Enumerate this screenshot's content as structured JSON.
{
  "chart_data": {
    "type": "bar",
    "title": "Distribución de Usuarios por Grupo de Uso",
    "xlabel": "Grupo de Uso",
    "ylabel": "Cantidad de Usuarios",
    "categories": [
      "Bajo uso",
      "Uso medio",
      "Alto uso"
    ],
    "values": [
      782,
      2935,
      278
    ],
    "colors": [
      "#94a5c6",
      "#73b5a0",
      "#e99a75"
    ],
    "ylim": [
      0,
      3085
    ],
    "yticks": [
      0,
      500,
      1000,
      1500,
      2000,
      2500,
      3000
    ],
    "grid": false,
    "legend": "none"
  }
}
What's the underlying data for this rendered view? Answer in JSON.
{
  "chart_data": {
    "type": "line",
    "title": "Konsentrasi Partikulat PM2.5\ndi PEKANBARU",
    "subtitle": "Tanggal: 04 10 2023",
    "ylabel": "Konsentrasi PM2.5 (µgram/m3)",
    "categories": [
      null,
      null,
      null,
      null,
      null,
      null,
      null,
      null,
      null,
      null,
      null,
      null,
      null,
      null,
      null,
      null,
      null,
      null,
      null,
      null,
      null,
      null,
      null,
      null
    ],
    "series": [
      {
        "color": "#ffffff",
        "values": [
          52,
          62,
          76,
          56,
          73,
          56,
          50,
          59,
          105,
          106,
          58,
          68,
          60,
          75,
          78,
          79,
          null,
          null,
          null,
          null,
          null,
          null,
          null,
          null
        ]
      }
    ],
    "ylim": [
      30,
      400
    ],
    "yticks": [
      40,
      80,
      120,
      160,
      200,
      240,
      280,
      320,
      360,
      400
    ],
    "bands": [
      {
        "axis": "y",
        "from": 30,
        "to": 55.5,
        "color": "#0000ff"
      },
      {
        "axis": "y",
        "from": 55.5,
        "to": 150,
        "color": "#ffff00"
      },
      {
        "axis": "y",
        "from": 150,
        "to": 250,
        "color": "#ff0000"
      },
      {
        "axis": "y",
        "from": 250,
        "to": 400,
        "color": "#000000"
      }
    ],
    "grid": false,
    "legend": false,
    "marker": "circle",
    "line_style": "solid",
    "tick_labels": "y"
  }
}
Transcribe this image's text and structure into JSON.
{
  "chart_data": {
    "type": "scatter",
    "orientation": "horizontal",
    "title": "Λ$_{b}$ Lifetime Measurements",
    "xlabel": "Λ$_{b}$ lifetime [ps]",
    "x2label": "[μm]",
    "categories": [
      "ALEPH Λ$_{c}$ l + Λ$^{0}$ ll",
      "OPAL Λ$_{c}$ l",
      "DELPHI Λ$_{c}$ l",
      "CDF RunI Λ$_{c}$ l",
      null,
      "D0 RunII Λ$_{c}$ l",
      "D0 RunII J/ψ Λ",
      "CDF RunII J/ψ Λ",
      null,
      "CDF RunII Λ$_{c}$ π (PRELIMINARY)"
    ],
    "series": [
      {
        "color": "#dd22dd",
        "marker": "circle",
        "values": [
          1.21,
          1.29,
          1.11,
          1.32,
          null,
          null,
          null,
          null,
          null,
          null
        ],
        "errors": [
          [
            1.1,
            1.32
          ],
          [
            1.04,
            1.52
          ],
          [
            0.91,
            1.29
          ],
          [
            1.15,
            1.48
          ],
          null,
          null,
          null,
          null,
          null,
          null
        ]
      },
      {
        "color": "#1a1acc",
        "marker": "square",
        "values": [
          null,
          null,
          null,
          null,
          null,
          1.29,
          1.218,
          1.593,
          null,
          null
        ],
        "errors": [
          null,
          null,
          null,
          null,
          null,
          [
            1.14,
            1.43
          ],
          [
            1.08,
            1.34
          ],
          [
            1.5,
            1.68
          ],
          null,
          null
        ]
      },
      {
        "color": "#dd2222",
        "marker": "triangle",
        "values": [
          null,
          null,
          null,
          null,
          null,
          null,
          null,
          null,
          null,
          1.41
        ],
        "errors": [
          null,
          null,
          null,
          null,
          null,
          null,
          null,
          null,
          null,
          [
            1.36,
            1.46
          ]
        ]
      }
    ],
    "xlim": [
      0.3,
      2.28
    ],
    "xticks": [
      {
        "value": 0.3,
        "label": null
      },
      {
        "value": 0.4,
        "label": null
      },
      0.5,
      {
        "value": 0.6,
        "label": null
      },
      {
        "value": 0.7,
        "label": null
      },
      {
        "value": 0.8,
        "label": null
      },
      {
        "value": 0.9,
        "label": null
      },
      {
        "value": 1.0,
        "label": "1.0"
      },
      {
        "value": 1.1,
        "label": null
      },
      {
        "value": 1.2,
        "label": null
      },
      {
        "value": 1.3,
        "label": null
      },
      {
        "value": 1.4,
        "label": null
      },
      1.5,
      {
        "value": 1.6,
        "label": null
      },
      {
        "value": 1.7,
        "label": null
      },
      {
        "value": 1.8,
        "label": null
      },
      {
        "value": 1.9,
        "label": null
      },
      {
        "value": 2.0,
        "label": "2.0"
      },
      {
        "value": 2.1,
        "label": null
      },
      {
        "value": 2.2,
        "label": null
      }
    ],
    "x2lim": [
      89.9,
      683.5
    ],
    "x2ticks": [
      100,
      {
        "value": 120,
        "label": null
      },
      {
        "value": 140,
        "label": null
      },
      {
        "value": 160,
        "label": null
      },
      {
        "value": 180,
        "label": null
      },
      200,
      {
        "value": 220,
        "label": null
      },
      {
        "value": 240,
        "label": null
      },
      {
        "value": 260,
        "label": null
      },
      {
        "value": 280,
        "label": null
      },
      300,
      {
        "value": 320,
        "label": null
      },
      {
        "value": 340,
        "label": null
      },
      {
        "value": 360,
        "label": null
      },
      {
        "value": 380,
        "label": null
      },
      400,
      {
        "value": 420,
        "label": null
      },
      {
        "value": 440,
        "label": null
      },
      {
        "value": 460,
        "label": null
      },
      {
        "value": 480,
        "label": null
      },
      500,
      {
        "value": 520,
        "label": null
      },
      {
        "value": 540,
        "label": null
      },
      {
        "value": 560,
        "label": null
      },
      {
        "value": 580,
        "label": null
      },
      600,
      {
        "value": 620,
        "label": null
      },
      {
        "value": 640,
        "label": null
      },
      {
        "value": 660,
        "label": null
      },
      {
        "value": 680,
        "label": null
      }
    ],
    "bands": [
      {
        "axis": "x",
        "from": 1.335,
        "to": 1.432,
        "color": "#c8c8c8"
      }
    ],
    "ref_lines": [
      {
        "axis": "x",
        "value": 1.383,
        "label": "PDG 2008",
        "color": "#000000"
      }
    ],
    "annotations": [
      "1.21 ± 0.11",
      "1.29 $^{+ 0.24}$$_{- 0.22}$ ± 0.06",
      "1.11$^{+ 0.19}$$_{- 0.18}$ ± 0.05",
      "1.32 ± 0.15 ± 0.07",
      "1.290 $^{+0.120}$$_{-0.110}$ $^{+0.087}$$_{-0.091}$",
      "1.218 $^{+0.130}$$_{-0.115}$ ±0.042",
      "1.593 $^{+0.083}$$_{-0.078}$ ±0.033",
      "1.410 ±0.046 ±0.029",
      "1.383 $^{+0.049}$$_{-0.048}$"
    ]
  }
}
++++++
Identify and copy all lines with the word "Grupo".

> [TASK RESULT]:
    "title": "Distribución de Usuarios por Grupo de Uso",
    "xlabel": "Grupo de Uso",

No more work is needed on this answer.